### Data for this task

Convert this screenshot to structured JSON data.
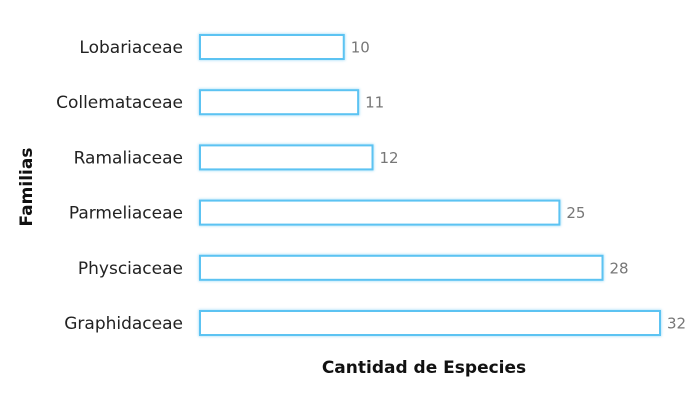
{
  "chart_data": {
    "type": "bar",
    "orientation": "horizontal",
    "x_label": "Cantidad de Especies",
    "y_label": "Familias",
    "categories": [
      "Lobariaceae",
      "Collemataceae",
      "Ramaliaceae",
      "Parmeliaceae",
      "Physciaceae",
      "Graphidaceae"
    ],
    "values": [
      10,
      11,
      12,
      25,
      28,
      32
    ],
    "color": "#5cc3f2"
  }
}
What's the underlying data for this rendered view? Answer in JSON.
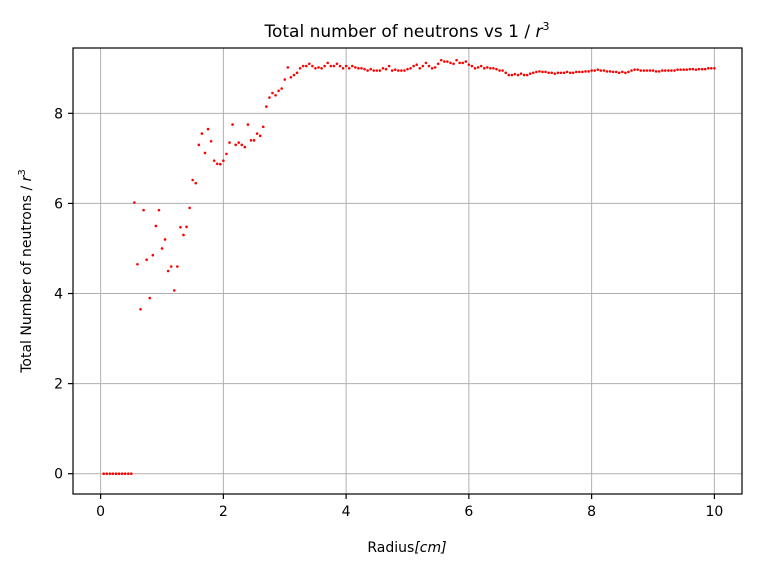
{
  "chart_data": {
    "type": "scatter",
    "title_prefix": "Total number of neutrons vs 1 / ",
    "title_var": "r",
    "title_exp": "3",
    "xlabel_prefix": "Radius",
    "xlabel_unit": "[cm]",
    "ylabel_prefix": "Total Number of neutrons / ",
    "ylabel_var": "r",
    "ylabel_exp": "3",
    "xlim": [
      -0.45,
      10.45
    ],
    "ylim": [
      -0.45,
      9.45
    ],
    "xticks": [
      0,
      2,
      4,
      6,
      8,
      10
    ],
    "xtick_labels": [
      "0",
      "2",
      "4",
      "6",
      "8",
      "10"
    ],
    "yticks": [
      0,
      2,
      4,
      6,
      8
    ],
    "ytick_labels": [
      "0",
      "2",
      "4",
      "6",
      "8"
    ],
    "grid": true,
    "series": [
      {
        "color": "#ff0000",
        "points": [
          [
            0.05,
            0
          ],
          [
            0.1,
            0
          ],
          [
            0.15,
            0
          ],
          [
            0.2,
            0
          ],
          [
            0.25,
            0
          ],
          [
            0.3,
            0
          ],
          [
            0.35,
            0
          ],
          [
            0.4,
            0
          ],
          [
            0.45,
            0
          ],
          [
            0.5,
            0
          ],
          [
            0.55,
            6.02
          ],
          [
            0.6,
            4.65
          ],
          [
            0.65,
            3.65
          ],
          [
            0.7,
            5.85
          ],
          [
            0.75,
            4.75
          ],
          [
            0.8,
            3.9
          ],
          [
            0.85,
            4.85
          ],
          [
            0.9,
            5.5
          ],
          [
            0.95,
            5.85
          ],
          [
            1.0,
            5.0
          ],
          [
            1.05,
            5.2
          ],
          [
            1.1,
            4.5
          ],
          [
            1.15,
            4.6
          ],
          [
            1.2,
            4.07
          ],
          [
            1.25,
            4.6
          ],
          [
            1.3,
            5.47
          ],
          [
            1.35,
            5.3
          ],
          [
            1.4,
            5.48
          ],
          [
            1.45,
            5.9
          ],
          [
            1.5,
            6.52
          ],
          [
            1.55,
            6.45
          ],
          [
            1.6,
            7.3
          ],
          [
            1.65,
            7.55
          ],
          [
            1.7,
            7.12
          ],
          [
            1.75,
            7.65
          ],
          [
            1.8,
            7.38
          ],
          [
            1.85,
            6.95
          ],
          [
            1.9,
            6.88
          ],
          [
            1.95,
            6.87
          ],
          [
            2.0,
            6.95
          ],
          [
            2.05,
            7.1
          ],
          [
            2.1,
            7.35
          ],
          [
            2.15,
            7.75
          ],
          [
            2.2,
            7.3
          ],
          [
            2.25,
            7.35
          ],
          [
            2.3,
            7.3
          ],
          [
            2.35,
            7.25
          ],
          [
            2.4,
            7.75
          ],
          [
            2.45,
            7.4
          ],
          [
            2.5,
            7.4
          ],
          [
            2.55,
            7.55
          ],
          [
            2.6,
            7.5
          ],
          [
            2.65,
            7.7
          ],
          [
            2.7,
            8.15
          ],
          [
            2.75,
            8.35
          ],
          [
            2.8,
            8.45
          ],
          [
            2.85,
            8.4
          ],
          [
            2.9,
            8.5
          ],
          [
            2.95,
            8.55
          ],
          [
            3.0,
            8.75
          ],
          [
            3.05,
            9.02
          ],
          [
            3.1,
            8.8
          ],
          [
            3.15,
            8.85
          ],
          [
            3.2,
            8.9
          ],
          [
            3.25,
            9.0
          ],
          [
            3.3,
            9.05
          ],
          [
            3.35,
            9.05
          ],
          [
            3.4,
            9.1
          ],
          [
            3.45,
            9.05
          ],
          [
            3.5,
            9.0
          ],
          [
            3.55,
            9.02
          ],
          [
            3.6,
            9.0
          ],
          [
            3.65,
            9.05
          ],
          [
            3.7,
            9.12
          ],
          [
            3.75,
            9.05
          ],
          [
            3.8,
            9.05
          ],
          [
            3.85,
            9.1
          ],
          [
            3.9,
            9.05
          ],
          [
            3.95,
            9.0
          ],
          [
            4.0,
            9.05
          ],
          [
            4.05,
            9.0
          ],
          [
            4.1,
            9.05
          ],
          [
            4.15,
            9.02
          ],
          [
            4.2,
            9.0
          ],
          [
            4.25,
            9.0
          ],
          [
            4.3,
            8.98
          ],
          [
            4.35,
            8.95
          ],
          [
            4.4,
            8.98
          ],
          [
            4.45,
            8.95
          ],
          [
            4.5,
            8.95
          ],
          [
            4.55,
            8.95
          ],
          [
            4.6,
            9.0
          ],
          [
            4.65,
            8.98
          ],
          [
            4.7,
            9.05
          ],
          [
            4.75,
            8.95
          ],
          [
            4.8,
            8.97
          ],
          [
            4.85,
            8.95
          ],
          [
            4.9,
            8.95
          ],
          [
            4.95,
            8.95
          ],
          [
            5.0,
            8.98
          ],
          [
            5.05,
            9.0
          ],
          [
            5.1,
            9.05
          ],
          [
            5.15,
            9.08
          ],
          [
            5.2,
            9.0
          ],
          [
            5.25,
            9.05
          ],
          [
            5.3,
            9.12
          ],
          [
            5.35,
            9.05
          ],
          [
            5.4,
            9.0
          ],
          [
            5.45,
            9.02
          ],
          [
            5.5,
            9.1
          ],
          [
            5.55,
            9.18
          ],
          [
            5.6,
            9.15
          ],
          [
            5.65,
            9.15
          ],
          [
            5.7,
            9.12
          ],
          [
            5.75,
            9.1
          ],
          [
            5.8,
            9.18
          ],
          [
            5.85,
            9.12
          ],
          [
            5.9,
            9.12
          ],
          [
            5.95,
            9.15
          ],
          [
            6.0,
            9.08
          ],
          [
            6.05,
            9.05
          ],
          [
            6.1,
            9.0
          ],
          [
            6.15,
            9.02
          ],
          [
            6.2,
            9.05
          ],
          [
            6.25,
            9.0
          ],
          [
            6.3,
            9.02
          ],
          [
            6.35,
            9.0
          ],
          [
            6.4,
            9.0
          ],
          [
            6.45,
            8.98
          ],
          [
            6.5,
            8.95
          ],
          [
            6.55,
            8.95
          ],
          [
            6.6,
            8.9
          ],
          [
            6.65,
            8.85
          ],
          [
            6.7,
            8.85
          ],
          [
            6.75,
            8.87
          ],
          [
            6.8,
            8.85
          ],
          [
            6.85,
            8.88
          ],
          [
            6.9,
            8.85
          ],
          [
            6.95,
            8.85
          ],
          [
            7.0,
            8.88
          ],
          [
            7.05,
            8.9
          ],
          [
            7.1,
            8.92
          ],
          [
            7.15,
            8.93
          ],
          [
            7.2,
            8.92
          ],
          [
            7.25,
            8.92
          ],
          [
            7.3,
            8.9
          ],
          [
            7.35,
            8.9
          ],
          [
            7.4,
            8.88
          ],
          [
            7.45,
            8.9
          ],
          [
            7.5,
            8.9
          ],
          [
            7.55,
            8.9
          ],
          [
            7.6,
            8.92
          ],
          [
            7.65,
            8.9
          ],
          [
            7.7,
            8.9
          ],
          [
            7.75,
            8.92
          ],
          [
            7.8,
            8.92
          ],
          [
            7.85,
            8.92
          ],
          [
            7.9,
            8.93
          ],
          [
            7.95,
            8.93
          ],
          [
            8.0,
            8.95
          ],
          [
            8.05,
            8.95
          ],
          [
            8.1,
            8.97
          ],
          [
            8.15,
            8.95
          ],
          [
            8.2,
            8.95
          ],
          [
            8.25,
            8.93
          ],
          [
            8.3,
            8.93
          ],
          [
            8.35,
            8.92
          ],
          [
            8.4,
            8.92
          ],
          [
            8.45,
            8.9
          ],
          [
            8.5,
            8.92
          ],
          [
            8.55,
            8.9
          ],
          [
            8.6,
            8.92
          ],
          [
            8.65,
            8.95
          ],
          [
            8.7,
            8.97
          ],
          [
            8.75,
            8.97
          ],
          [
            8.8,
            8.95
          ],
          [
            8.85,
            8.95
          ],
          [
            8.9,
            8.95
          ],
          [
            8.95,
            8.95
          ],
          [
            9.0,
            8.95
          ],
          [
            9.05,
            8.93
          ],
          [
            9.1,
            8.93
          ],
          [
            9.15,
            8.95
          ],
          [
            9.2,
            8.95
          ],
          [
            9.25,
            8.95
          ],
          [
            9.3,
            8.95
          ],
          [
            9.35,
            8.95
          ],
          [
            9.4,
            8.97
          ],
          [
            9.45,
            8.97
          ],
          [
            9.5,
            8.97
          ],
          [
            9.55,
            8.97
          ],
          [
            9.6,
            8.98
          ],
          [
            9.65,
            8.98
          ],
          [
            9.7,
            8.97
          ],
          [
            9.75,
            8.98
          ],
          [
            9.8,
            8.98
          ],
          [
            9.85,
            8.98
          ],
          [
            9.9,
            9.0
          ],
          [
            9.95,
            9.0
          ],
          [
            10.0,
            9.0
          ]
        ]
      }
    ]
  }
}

######
### Data for this task

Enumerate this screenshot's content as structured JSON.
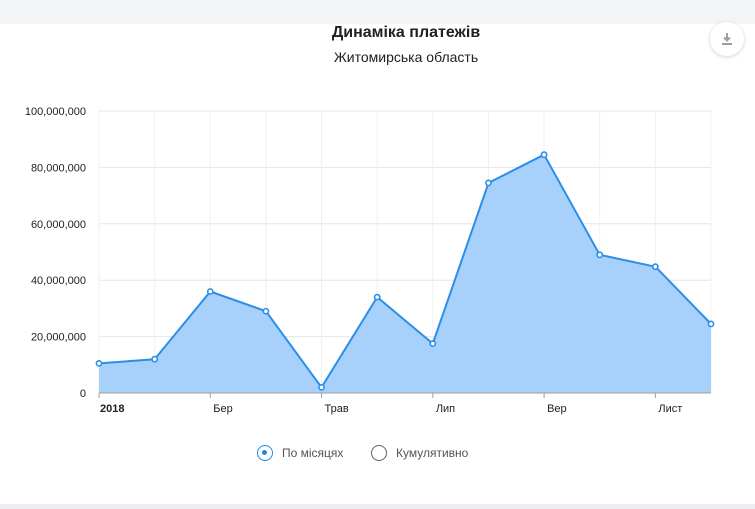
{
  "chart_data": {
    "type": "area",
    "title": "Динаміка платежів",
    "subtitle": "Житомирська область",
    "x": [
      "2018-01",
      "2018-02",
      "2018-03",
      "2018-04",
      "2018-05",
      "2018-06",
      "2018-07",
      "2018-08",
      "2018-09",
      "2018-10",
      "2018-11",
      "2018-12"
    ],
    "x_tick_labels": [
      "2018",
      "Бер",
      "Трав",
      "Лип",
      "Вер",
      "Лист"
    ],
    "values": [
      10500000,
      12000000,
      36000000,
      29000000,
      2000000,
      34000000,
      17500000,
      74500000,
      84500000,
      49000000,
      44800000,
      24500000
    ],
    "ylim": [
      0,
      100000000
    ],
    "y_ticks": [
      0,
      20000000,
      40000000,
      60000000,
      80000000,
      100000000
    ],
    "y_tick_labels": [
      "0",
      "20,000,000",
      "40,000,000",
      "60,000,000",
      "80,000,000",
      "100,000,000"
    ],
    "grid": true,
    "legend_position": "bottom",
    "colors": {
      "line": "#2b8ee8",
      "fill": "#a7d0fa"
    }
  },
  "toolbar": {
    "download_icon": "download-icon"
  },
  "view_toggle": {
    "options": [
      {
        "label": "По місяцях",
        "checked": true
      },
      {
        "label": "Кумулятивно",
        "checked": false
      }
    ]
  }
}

######

-- Work to do --
Examine the records and pull out every line where the string "Total" occurs.

-- Solution to the exercise --
    "title_prefix": "Total number of neutrons vs 1 / ",
    "ylabel_prefix": "Total Number of neutrons / ",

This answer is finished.